_Stated task_. Return all of the entries exactly as written.

_Data supplied_.
--------------------

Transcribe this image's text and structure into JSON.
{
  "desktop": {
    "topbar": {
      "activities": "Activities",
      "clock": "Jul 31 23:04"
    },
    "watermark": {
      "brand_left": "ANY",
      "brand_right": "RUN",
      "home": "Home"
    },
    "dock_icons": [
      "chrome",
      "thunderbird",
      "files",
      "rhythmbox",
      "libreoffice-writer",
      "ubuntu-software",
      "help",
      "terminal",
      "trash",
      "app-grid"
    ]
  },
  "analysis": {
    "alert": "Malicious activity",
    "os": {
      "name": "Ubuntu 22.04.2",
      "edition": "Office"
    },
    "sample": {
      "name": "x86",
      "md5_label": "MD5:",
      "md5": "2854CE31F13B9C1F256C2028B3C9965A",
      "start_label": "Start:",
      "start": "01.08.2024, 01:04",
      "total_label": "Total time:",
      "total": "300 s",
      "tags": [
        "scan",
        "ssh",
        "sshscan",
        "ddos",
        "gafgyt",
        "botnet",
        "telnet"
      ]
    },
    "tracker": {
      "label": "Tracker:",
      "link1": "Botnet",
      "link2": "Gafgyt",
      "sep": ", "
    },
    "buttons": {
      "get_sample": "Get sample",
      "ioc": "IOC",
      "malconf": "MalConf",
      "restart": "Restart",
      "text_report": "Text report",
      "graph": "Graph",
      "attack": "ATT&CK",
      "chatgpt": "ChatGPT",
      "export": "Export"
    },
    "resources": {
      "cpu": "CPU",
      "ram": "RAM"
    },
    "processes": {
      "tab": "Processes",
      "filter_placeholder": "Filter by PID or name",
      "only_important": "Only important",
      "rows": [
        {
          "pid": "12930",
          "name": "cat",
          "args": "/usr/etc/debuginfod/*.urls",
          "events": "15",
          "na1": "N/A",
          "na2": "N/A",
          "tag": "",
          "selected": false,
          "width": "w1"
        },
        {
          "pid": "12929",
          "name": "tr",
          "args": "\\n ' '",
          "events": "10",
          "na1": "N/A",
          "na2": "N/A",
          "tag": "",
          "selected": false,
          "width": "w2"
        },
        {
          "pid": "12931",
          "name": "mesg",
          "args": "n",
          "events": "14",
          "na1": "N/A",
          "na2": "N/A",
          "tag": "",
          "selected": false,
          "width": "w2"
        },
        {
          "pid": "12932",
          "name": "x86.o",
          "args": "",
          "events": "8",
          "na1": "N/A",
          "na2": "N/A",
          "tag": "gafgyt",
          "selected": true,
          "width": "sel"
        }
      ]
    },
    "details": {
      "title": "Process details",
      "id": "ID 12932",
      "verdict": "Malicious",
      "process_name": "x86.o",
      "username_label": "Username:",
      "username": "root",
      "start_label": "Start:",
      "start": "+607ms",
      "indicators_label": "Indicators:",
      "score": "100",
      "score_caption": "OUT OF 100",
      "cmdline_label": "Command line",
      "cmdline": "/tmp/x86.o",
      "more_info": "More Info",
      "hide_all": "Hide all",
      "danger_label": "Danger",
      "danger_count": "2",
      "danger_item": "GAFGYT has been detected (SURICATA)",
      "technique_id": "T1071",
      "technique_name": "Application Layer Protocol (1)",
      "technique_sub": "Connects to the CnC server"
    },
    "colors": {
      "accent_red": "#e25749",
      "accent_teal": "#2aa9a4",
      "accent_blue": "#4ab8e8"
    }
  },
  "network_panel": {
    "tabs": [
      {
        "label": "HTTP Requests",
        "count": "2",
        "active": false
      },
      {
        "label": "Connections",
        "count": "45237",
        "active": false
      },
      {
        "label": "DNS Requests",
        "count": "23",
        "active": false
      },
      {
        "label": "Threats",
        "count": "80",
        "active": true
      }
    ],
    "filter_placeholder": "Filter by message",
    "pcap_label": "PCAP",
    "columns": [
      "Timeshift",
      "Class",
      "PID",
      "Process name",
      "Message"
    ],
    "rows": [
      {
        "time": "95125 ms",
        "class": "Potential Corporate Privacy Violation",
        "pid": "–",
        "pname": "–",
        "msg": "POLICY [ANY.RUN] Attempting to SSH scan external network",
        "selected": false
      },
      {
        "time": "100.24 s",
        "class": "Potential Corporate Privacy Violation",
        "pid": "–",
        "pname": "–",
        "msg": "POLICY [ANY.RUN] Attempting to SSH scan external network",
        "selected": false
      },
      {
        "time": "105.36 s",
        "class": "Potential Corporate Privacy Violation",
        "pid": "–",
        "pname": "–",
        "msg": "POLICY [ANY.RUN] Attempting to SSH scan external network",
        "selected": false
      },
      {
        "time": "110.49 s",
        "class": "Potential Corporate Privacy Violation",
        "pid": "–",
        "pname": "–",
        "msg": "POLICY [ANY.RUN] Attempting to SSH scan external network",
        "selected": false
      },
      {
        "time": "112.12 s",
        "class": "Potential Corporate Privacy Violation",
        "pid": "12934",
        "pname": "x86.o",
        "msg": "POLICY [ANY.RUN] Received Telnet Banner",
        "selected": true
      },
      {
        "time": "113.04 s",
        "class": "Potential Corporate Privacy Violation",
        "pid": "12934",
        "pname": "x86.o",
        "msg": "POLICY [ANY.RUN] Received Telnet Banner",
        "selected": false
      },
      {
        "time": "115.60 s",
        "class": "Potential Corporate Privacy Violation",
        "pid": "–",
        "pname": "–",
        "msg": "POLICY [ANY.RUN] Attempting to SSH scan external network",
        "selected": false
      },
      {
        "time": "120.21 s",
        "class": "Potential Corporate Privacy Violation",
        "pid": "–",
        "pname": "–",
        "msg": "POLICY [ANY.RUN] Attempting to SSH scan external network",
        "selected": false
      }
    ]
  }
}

--------------------

_Response to the exercise_.
Transcribe this image's text and structure into JSON.
{
  "desktop": {
    "topbar": {
      "activities": "Activities",
      "clock": "Jul 31 23:04"
    },
    "watermark": {
      "brand_left": "ANY",
      "brand_right": "RUN",
      "home": "Home"
    },
    "dock_icons": [
      "chrome",
      "thunderbird",
      "files",
      "rhythmbox",
      "libreoffice-writer",
      "ubuntu-software",
      "help",
      "terminal",
      "trash",
      "app-grid"
    ]
  },
  "analysis": {
    "alert": "Malicious activity",
    "os": {
      "name": "Ubuntu 22.04.2",
      "edition": "Office"
    },
    "sample": {
      "name": "x86",
      "md5_label": "MD5:",
      "md5": "2854CE31F13B9C1F256C2028B3C9965A",
      "start_label": "Start:",
      "start": "01.08.2024, 01:04",
      "total_label": "Total time:",
      "total": "300 s",
      "tags": [
        "scan",
        "ssh",
        "sshscan",
        "ddos",
        "gafgyt",
        "botnet",
        "telnet"
      ]
    },
    "tracker": {
      "label": "Tracker:",
      "link1": "Botnet",
      "link2": "Gafgyt",
      "sep": ", "
    },
    "buttons": {
      "get_sample": "Get sample",
      "ioc": "IOC",
      "malconf": "MalConf",
      "restart": "Restart",
      "text_report": "Text report",
      "graph": "Graph",
      "attack": "ATT&CK",
      "chatgpt": "ChatGPT",
      "export": "Export"
    },
    "resources": {
      "cpu": "CPU",
      "ram": "RAM"
    },
    "processes": {
      "tab": "Processes",
      "filter_placeholder": "Filter by PID or name",
      "only_important": "Only important",
      "rows": [
        {
          "pid": "12930",
          "name": "cat",
          "args": "/usr/etc/debuginfod/*.urls",
          "events": "15",
          "na1": "N/A",
          "na2": "N/A",
          "tag": "",
          "selected": false,
          "width": "w1"
        },
        {
          "pid": "12929",
          "name": "tr",
          "args": "\\n ' '",
          "events": "10",
          "na1": "N/A",
          "na2": "N/A",
          "tag": "",
          "selected": false,
          "width": "w2"
        },
        {
          "pid": "12931",
          "name": "mesg",
          "args": "n",
          "events": "14",
          "na1": "N/A",
          "na2": "N/A",
          "tag": "",
          "selected": false,
          "width": "w2"
        },
        {
          "pid": "12932",
          "name": "x86.o",
          "args": "",
          "events": "8",
          "na1": "N/A",
          "na2": "N/A",
          "tag": "gafgyt",
          "selected": true,
          "width": "sel"
        }
      ]
    },
    "details": {
      "title": "Process details",
      "id": "ID 12932",
      "verdict": "Malicious",
      "process_name": "x86.o",
      "username_label": "Username:",
      "username": "root",
      "start_label": "Start:",
      "start": "+607ms",
      "indicators_label": "Indicators:",
      "score": "100",
      "score_caption": "OUT OF 100",
      "cmdline_label": "Command line",
      "cmdline": "/tmp/x86.o",
      "more_info": "More Info",
      "hide_all": "Hide all",
      "danger_label": "Danger",
      "danger_count": "2",
      "danger_item": "GAFGYT has been detected (SURICATA)",
      "technique_id": "T1071",
      "technique_name": "Application Layer Protocol (1)",
      "technique_sub": "Connects to the CnC server"
    },
    "colors": {
      "accent_red": "#e25749",
      "accent_teal": "#2aa9a4",
      "accent_blue": "#4ab8e8"
    }
  },
  "network_panel": {
    "tabs": [
      {
        "label": "HTTP Requests",
        "count": "2",
        "active": false
      },
      {
        "label": "Connections",
        "count": "45237",
        "active": false
      },
      {
        "label": "DNS Requests",
        "count": "23",
        "active": false
      },
      {
        "label": "Threats",
        "count": "80",
        "active": true
      }
    ],
    "filter_placeholder": "Filter by message",
    "pcap_label": "PCAP",
    "columns": [
      "Timeshift",
      "Class",
      "PID",
      "Process name",
      "Message"
    ],
    "rows": [
      {
        "time": "95125 ms",
        "class": "Potential Corporate Privacy Violation",
        "pid": "–",
        "pname": "–",
        "msg": "POLICY [ANY.RUN] Attempting to SSH scan external network",
        "selected": false
      },
      {
        "time": "100.24 s",
        "class": "Potential Corporate Privacy Violation",
        "pid": "–",
        "pname": "–",
        "msg": "POLICY [ANY.RUN] Attempting to SSH scan external network",
        "selected": false
      },
      {
        "time": "105.36 s",
        "class": "Potential Corporate Privacy Violation",
        "pid": "–",
        "pname": "–",
        "msg": "POLICY [ANY.RUN] Attempting to SSH scan external network",
        "selected": false
      },
      {
        "time": "110.49 s",
        "class": "Potential Corporate Privacy Violation",
        "pid": "–",
        "pname": "–",
        "msg": "POLICY [ANY.RUN] Attempting to SSH scan external network",
        "selected": false
      },
      {
        "time": "112.12 s",
        "class": "Potential Corporate Privacy Violation",
        "pid": "12934",
        "pname": "x86.o",
        "msg": "POLICY [ANY.RUN] Received Telnet Banner",
        "selected": true
      },
      {
        "time": "113.04 s",
        "class": "Potential Corporate Privacy Violation",
        "pid": "12934",
        "pname": "x86.o",
        "msg": "POLICY [ANY.RUN] Received Telnet Banner",
        "selected": false
      },
      {
        "time": "115.60 s",
        "class": "Potential Corporate Privacy Violation",
        "pid": "–",
        "pname": "–",
        "msg": "POLICY [ANY.RUN] Attempting to SSH scan external network",
        "selected": false
      },
      {
        "time": "120.21 s",
        "class": "Potential Corporate Privacy Violation",
        "pid": "–",
        "pname": "–",
        "msg": "POLICY [ANY.RUN] Attempting to SSH scan external network",
        "selected": false
      }
    ]
  }
}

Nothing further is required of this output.